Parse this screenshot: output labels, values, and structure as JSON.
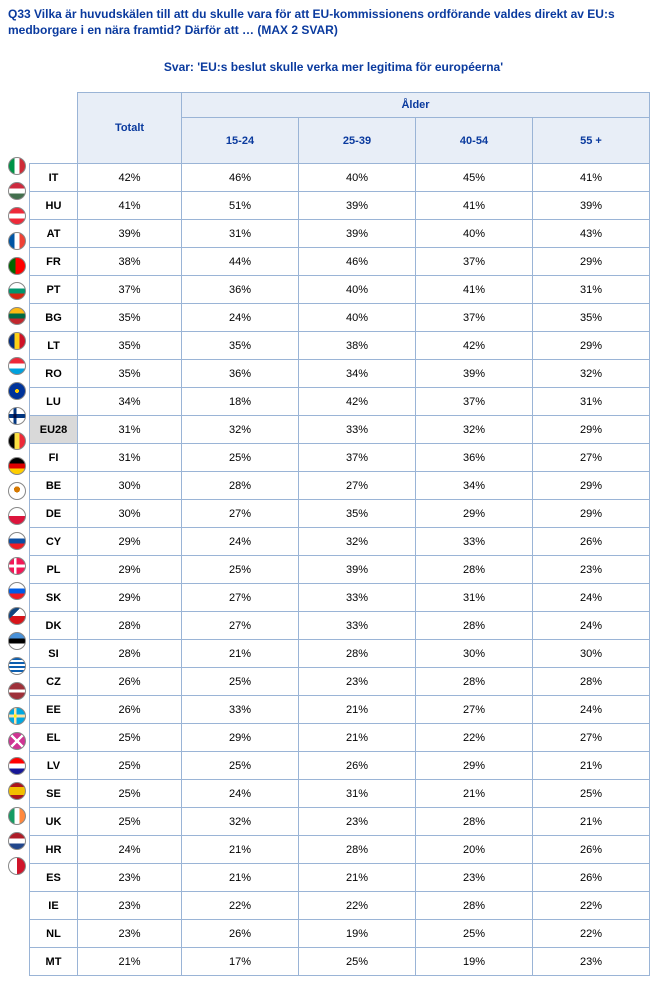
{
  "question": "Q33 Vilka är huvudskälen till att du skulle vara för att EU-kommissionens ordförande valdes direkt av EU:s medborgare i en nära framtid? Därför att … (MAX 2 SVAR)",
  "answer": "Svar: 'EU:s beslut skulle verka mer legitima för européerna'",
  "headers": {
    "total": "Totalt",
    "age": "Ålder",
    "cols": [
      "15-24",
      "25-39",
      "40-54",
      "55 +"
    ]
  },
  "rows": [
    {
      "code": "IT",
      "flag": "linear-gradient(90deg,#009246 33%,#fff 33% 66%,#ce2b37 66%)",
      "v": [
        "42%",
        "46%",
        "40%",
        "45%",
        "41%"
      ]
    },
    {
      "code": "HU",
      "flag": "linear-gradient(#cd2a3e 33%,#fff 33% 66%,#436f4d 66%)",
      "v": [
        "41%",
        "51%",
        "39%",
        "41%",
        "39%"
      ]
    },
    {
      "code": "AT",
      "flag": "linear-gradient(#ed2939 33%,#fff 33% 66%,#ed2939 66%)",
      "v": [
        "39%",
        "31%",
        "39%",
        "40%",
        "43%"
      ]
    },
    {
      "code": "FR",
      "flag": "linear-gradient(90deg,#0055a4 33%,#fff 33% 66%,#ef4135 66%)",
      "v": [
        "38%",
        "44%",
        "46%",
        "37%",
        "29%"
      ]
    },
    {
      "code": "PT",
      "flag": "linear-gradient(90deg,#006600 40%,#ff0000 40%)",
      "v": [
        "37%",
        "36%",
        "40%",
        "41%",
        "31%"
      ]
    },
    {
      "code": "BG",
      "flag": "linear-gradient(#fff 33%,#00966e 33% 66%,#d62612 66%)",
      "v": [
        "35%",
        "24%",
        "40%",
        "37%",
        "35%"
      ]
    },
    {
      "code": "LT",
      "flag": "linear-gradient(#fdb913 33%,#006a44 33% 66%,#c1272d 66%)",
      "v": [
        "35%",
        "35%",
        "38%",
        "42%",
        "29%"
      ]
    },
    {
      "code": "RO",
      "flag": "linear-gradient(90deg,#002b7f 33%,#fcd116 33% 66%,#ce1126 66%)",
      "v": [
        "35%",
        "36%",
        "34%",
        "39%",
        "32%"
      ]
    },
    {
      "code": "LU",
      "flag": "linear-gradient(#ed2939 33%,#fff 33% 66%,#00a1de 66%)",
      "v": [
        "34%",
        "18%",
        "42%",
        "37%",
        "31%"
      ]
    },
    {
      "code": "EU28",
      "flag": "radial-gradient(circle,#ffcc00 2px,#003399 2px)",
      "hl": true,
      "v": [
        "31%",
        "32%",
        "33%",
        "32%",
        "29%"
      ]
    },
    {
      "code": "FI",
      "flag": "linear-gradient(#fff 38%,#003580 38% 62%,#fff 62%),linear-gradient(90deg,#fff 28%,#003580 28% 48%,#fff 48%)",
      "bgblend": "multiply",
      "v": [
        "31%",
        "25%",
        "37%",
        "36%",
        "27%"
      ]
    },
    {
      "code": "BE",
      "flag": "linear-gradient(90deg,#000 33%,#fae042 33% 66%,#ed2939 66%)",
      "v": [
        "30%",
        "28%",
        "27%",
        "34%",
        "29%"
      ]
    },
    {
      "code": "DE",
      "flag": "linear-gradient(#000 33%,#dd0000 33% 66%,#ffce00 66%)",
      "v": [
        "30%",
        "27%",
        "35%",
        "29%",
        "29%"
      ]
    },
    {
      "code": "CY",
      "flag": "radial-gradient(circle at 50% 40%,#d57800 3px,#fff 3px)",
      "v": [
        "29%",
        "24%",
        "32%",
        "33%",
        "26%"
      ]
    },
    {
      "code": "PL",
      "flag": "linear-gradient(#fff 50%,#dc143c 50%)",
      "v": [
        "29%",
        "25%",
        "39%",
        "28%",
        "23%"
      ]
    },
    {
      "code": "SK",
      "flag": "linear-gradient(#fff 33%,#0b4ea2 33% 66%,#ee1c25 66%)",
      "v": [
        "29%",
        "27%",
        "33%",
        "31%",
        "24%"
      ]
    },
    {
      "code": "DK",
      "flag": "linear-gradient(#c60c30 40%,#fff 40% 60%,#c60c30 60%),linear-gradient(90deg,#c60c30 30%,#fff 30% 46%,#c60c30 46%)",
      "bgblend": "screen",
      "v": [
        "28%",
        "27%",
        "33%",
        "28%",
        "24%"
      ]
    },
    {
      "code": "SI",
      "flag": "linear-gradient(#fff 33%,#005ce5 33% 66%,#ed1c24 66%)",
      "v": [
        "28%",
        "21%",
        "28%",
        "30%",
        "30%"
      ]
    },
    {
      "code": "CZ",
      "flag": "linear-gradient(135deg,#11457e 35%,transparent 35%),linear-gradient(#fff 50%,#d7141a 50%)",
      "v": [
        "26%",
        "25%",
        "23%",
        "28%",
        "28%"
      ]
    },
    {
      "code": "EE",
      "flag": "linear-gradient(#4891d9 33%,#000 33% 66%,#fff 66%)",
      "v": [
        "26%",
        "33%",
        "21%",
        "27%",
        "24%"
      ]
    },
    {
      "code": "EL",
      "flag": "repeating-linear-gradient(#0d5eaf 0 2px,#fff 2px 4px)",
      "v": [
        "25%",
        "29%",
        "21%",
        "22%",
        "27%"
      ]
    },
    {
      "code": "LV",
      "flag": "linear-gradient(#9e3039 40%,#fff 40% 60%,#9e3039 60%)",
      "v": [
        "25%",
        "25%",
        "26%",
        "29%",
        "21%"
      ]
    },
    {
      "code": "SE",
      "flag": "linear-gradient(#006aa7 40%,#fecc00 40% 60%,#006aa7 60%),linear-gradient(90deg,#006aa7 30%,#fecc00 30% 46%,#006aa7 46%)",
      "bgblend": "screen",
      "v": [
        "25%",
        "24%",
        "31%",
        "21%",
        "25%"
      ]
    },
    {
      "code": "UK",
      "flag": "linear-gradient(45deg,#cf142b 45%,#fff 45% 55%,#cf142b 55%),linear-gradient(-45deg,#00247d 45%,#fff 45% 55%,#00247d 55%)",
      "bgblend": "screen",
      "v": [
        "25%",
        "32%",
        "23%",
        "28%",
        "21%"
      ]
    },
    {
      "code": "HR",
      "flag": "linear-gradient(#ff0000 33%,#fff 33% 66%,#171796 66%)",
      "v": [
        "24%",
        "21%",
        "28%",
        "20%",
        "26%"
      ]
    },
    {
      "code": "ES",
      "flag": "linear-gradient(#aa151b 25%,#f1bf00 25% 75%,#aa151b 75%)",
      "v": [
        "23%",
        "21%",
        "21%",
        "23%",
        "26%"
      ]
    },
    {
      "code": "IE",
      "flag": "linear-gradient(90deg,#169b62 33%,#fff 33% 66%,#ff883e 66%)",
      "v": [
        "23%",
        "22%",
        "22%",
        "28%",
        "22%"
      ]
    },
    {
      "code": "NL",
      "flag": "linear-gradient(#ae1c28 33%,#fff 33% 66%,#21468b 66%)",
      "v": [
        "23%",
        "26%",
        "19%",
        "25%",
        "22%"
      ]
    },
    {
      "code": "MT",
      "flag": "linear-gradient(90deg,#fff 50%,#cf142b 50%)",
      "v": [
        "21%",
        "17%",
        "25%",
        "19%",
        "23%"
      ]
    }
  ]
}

=====

Work to be completed: From the listing above, collect every line that mentions the word "radial".

Exercise output:
      "flag": "radial-gradient(circle,#ffcc00 2px,#003399 2px)",
      "flag": "radial-gradient(circle at 50% 40%,#d57800 3px,#fff 3px)",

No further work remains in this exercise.